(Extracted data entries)
+ + + + +

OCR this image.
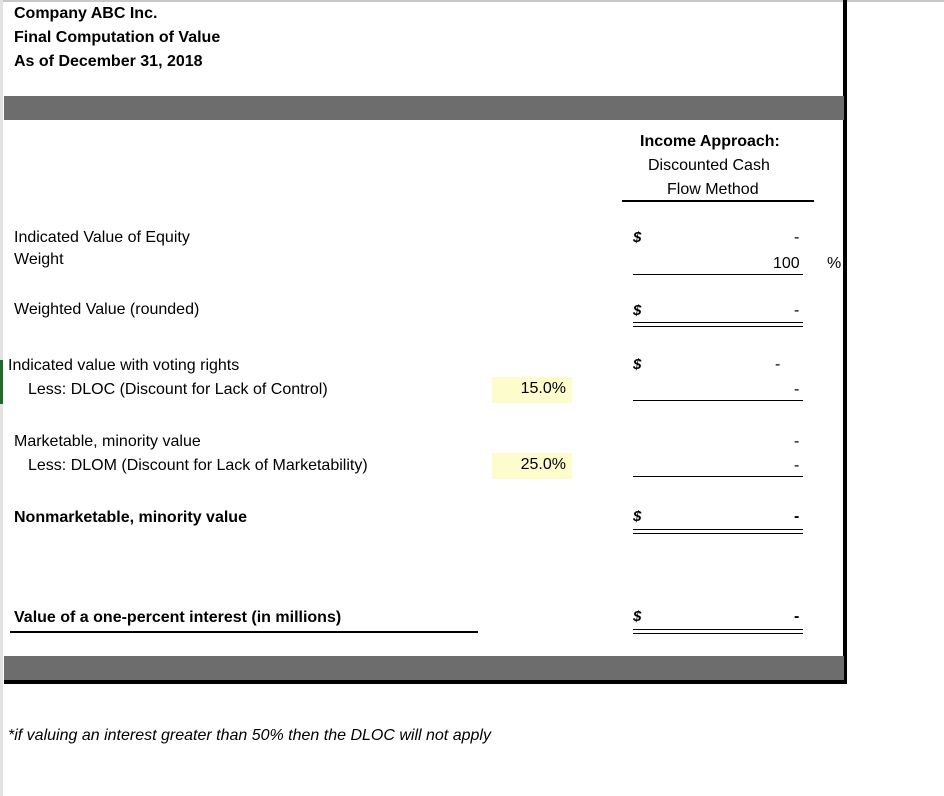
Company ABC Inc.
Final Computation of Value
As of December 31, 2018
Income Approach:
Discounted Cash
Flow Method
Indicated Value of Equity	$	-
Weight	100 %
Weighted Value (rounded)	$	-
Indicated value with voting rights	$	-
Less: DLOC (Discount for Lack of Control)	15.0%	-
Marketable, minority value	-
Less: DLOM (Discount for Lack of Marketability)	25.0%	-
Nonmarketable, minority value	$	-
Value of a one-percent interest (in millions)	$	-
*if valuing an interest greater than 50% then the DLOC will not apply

+ + + + +

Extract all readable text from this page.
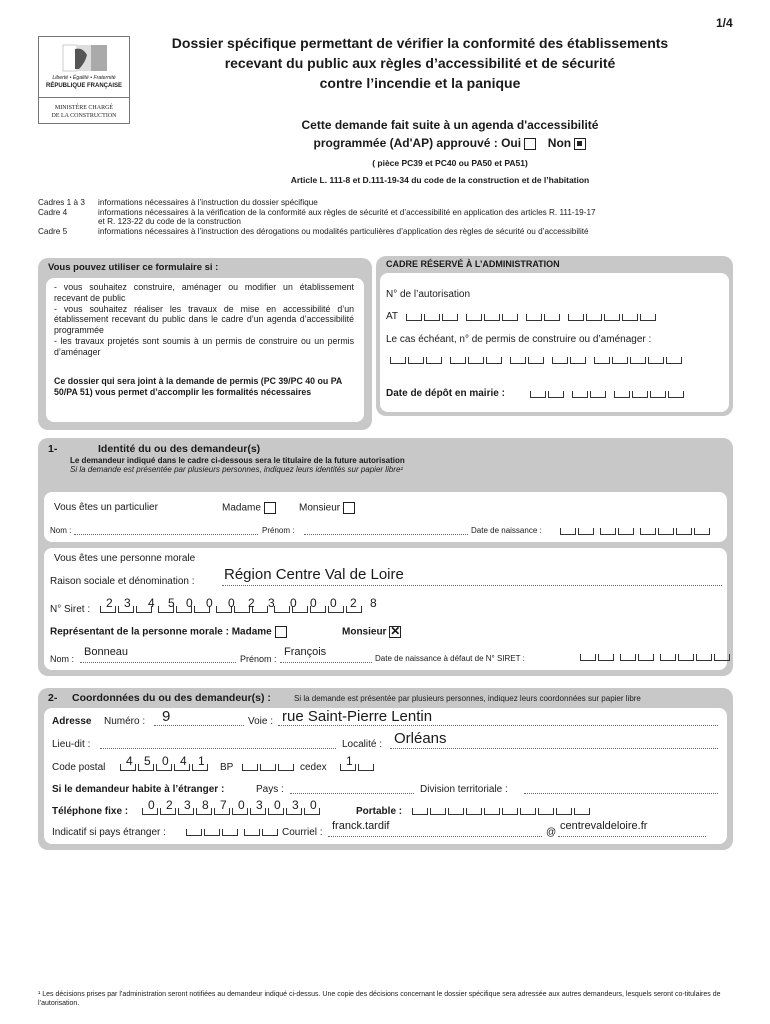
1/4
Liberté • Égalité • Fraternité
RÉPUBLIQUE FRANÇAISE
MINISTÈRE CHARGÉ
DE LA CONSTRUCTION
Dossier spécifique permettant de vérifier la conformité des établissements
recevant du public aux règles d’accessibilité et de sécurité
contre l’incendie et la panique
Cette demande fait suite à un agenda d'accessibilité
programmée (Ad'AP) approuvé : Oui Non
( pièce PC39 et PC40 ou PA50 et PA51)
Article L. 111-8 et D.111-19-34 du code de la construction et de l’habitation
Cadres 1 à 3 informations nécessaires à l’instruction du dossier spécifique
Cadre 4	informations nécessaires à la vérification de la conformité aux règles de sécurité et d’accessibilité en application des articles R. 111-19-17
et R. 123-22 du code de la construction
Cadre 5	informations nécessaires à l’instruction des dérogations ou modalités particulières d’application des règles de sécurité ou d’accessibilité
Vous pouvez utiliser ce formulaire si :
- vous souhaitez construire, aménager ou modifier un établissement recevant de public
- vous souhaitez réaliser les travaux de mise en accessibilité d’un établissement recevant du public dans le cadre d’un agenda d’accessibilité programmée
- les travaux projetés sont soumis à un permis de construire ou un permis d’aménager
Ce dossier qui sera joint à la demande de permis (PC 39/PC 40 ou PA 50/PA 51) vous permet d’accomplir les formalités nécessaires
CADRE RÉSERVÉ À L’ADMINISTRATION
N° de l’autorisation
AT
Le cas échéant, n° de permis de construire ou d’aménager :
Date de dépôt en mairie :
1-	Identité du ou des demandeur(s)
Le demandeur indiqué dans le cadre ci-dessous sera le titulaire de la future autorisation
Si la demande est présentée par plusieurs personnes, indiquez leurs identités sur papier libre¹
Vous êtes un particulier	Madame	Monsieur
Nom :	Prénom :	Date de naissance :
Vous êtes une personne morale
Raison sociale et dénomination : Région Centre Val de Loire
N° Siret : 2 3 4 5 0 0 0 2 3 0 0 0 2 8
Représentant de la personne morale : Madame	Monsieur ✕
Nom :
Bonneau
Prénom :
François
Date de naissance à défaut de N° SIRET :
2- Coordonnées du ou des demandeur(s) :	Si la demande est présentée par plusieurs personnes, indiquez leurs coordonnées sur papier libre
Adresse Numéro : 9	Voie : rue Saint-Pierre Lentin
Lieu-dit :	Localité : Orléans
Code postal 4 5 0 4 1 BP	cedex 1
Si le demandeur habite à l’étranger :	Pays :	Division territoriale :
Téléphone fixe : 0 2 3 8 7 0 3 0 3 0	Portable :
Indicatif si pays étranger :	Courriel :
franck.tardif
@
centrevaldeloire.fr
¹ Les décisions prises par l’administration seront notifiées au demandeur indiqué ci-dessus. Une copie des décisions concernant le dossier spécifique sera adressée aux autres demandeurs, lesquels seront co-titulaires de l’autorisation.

+ + + + +

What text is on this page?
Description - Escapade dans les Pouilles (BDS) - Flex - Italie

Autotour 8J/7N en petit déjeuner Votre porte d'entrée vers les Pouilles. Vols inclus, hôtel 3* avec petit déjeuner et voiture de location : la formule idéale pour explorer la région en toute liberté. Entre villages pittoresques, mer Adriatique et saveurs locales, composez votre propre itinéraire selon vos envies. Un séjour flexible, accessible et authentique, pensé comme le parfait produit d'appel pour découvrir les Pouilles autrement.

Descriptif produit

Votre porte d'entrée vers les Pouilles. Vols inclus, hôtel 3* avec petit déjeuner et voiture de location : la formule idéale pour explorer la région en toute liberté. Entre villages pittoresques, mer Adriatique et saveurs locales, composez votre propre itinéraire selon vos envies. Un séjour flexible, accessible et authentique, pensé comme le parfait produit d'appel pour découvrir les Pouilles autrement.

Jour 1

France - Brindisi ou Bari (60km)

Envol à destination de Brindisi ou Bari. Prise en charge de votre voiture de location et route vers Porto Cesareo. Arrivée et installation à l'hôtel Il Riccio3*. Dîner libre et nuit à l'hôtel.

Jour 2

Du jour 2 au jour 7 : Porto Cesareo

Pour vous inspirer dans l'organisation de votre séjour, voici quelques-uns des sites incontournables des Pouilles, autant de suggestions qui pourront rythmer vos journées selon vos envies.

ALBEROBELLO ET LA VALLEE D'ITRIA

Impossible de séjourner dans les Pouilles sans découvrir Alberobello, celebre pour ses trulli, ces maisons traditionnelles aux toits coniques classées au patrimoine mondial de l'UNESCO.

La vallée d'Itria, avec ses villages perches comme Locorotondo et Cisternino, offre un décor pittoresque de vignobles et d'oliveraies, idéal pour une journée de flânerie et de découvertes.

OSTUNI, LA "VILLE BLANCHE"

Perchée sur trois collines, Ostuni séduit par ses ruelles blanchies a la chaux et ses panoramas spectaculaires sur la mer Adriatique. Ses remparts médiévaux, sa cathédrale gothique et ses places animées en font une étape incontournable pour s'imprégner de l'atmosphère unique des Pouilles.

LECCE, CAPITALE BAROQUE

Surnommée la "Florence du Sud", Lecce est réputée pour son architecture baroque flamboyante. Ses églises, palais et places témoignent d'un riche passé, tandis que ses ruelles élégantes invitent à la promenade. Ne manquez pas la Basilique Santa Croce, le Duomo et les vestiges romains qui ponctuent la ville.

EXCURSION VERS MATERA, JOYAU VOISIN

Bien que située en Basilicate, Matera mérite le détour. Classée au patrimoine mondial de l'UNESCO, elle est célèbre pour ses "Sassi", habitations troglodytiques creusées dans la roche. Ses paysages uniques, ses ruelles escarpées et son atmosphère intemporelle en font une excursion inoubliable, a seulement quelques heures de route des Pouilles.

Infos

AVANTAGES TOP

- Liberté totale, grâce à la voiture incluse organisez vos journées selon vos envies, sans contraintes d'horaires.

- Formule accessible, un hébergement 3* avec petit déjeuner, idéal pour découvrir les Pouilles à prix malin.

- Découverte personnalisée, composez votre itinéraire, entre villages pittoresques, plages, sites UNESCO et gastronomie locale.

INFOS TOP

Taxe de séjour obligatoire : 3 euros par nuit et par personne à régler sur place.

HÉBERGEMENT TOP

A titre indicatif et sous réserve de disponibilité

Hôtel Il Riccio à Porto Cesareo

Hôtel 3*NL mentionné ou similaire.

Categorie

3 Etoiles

+ + + + +

▶ [What to do]: The word "dans" may turn up on some lines of these records; say how many, with no other words.

▶ [Solution to this task]: 6